PAGE TEXT —
⟨
4. Daily deal customers are not likely to be repeat customers. Jessica L. admits that she usually waits “for another coupon to pop up, or I buy a one-time event.” Michele W.’s take on repeat business was, “I think it’s a combination of where a place is and luck of the draw with actually having a great experience.” Indeed, according to one study, 82% of retailers running a Groupon were “unsatisfied with the level of repeat business.”
5. Some coupon aficionados are simply perpetual bargain shoppers. Val E. conspiratorially shared, “I’ve gone back…with another Groupon,” while super-shopper Sally L. admitted, “Usually, I’m buying stuff I wouldn’t normally buy.”
6. The “cost” of acquiring a customer with lifetime value does not end with the Groupon. Jannelle S. explained, “I would only go back if they had a club, or ongoing rewards, or offered me 10% off my next visit.” Ellen S. was wooed back by precisely that kind of offer, and shared, “When I went, they offered me 20% off if I booked another service for a later date so, of course, I did.”
With that staggering list of drawbacks, why would any retailer or service provider choose to run a Groupon? Maybe it’s not the influx of customers but, rather, Groupon’s data about them that is the true goldmine. Wrong again. Unfortunately, Groupon does not provide its customers with coupon buyers’ names or email addresses; it’s left up to the business itself to collect coupon users’ information at the point of sale.
To that end, Carmen M. asserts on Quora that, “Groupon would only really make sense for businesses with high fixed costs that have unused capacity, where an additional unit sold has minimal additional cost.” Or, perhaps, a company that’s going out of business anyway. The aforementioned anonymous advertising industry expert noted, “The only circumstance for which I think a Groupon might be a good idea is for an event promoter who needed to fill up a room—and didn’t expect to ever see attendees again.”
“If you are desperate,” Groupon veteran Gerrick Adachi wanred me, “it is a good idea to generate business. Otherwise, it’s a really bad idea.” As Dan Yoo, an investor in San Francisco’s Stone Korean Kitchen, recently explained to one news outlet, “Groupon is NOT economically profitable on a unit basis for most restaurants. If you are essentially netting around 25% for the Groupon amount that may cover food costs but certainly not labor, overhead, etc.”
⟩
WHAT YOU HAVE TO DO — Rewrite the stretch of the Groupon piece from "With that staggering" through "point of sale.", substituting "merchant" for "retailer".

EXTRACTED DATA —
⟨
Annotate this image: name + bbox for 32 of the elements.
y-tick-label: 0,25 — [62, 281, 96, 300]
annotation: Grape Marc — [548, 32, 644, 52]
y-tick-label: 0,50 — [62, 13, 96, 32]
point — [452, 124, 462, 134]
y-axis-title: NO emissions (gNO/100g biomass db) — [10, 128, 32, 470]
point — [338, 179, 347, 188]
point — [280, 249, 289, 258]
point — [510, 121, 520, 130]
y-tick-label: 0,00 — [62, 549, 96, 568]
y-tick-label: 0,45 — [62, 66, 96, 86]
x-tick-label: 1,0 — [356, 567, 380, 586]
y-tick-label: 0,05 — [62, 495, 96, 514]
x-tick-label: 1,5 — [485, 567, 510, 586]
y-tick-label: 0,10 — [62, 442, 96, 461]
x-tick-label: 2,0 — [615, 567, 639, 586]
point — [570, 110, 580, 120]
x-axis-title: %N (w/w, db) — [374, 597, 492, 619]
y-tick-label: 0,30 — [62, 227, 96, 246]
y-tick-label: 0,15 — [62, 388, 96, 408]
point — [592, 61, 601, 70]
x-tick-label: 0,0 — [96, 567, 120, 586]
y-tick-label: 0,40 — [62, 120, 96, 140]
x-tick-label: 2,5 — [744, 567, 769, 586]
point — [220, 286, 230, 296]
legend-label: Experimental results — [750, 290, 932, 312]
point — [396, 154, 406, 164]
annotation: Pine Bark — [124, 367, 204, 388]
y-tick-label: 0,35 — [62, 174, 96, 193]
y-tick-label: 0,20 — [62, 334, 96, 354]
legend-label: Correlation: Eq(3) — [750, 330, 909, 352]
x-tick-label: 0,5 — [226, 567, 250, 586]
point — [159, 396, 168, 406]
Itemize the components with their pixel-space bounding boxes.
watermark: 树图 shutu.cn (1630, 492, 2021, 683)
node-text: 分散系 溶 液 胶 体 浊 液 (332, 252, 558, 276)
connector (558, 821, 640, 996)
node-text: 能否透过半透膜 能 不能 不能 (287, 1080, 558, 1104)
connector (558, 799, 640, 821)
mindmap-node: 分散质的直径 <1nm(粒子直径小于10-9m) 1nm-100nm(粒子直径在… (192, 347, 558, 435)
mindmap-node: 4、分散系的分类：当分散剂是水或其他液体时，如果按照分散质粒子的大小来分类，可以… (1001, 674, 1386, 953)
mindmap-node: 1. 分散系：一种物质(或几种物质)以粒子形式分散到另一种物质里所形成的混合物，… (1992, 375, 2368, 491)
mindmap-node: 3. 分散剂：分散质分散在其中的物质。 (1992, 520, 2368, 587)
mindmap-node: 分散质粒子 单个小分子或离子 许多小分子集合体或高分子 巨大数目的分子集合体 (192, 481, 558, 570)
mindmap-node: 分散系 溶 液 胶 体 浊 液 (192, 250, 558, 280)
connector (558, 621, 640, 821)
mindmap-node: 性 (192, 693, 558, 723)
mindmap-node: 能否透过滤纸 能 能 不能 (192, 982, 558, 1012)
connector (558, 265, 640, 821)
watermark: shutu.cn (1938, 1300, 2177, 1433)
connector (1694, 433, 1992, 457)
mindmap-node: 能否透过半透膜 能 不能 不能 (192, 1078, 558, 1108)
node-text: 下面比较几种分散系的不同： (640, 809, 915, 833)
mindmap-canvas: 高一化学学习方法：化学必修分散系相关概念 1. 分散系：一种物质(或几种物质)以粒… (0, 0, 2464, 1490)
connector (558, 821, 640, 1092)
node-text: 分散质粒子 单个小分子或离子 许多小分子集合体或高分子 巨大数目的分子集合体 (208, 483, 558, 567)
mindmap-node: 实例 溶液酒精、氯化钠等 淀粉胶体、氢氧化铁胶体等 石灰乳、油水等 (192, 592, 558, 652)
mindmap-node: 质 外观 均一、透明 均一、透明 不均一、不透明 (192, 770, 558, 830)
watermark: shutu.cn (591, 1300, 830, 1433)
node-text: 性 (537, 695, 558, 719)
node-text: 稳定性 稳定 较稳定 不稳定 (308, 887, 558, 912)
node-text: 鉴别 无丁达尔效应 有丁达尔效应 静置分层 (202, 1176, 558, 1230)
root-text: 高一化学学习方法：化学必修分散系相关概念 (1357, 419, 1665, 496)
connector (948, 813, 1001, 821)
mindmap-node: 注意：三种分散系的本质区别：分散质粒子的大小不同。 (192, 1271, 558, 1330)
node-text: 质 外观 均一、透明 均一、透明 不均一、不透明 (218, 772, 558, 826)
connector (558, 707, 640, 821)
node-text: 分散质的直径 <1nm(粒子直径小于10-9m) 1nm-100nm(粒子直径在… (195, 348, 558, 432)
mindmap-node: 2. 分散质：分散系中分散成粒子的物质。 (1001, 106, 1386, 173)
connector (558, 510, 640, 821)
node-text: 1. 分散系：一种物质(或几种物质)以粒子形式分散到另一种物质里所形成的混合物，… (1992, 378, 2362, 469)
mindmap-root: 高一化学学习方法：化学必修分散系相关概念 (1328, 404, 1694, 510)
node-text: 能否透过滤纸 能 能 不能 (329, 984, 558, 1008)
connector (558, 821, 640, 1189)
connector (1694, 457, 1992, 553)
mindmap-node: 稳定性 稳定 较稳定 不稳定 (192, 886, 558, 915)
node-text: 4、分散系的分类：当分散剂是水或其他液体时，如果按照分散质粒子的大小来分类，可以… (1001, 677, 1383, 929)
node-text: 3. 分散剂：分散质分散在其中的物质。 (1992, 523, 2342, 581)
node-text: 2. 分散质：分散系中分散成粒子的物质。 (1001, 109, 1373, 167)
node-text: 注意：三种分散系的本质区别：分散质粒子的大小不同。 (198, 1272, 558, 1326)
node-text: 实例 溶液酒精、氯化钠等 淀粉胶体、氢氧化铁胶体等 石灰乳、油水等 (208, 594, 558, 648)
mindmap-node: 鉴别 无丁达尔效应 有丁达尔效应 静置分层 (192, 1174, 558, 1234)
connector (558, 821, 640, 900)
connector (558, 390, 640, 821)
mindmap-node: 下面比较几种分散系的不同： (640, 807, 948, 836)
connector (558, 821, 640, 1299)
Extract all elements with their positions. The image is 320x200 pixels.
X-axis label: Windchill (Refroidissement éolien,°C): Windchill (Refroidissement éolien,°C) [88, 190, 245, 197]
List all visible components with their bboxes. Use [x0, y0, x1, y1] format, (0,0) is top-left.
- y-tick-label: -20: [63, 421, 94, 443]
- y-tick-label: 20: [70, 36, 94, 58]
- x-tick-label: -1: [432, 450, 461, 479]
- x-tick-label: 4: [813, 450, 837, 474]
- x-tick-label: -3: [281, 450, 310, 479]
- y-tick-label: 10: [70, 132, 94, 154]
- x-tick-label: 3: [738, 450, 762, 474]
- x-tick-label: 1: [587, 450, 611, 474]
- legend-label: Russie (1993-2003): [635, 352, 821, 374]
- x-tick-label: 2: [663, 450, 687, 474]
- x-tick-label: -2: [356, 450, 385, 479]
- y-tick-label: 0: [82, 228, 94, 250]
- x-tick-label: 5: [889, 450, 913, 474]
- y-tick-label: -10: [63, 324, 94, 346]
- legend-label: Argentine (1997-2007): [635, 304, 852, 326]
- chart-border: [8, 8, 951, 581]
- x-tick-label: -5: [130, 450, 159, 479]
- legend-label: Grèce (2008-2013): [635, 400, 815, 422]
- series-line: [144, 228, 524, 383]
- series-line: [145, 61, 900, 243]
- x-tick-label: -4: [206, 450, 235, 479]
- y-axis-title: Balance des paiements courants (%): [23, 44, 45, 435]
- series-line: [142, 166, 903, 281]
⟩
ANSWER TO THE PROBLEM —
With that staggering list of drawbacks, why would any merchant or service provider choose to run a Groupon? Maybe it’s not the influx of customers but, rather, Groupon’s data about them that is the true goldmine. Wrong again. Unfortunately, Groupon does not provide its customers with coupon buyers’ names or email addresses; it’s left up to the business itself to collect coupon users’ information at the point of sale.